» **Written request**
Reproduce the records below exactly as they appear.

------ Listed entries ------

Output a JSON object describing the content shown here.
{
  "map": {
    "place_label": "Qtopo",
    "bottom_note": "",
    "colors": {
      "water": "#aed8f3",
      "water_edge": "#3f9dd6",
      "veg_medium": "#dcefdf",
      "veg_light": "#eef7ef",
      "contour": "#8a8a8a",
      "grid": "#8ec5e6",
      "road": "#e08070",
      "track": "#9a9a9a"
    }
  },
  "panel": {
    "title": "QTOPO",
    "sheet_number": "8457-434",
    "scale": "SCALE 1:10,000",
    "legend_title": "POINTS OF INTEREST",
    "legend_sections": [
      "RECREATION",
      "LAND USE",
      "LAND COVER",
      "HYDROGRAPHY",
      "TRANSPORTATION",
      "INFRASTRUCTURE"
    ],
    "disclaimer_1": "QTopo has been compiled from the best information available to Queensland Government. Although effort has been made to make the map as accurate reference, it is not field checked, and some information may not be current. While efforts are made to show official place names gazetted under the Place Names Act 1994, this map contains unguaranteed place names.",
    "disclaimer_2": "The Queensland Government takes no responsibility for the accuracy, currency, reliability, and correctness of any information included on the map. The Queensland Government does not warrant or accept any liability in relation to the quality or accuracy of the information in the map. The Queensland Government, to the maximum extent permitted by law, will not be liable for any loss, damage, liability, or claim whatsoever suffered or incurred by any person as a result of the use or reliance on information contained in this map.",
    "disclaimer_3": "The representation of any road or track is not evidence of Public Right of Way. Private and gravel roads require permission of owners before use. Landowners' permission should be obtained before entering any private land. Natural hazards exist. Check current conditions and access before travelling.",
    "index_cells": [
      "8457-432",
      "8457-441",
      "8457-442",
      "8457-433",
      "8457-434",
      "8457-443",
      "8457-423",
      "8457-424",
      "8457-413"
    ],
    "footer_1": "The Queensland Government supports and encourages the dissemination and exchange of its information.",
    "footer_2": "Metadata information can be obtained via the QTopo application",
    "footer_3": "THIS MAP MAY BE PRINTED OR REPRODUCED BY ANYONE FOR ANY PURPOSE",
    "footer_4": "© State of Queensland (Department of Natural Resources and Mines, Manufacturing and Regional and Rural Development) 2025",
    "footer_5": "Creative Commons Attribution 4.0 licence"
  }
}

------

» **Exercise result**
Output a JSON object describing the content shown here.
{
  "map": {
    "place_label": "Qtopo",
    "bottom_note": "",
    "colors": {
      "water": "#aed8f3",
      "water_edge": "#3f9dd6",
      "veg_medium": "#dcefdf",
      "veg_light": "#eef7ef",
      "contour": "#8a8a8a",
      "grid": "#8ec5e6",
      "road": "#e08070",
      "track": "#9a9a9a"
    }
  },
  "panel": {
    "title": "QTOPO",
    "sheet_number": "8457-434",
    "scale": "SCALE 1:10,000",
    "legend_title": "POINTS OF INTEREST",
    "legend_sections": [
      "RECREATION",
      "LAND USE",
      "LAND COVER",
      "HYDROGRAPHY",
      "TRANSPORTATION",
      "INFRASTRUCTURE"
    ],
    "disclaimer_1": "QTopo has been compiled from the best information available to Queensland Government. Although effort has been made to make the map as accurate reference, it is not field checked, and some information may not be current. While efforts are made to show official place names gazetted under the Place Names Act 1994, this map contains unguaranteed place names.",
    "disclaimer_2": "The Queensland Government takes no responsibility for the accuracy, currency, reliability, and correctness of any information included on the map. The Queensland Government does not warrant or accept any liability in relation to the quality or accuracy of the information in the map. The Queensland Government, to the maximum extent permitted by law, will not be liable for any loss, damage, liability, or claim whatsoever suffered or incurred by any person as a result of the use or reliance on information contained in this map.",
    "disclaimer_3": "The representation of any road or track is not evidence of Public Right of Way. Private and gravel roads require permission of owners before use. Landowners' permission should be obtained before entering any private land. Natural hazards exist. Check current conditions and access before travelling.",
    "index_cells": [
      "8457-432",
      "8457-441",
      "8457-442",
      "8457-433",
      "8457-434",
      "8457-443",
      "8457-423",
      "8457-424",
      "8457-413"
    ],
    "footer_1": "The Queensland Government supports and encourages the dissemination and exchange of its information.",
    "footer_2": "Metadata information can be obtained via the QTopo application",
    "footer_3": "THIS MAP MAY BE PRINTED OR REPRODUCED BY ANYONE FOR ANY PURPOSE",
    "footer_4": "© State of Queensland (Department of Natural Resources and Mines, Manufacturing and Regional and Rural Development) 2025",
    "footer_5": "Creative Commons Attribution 4.0 licence"
  }
}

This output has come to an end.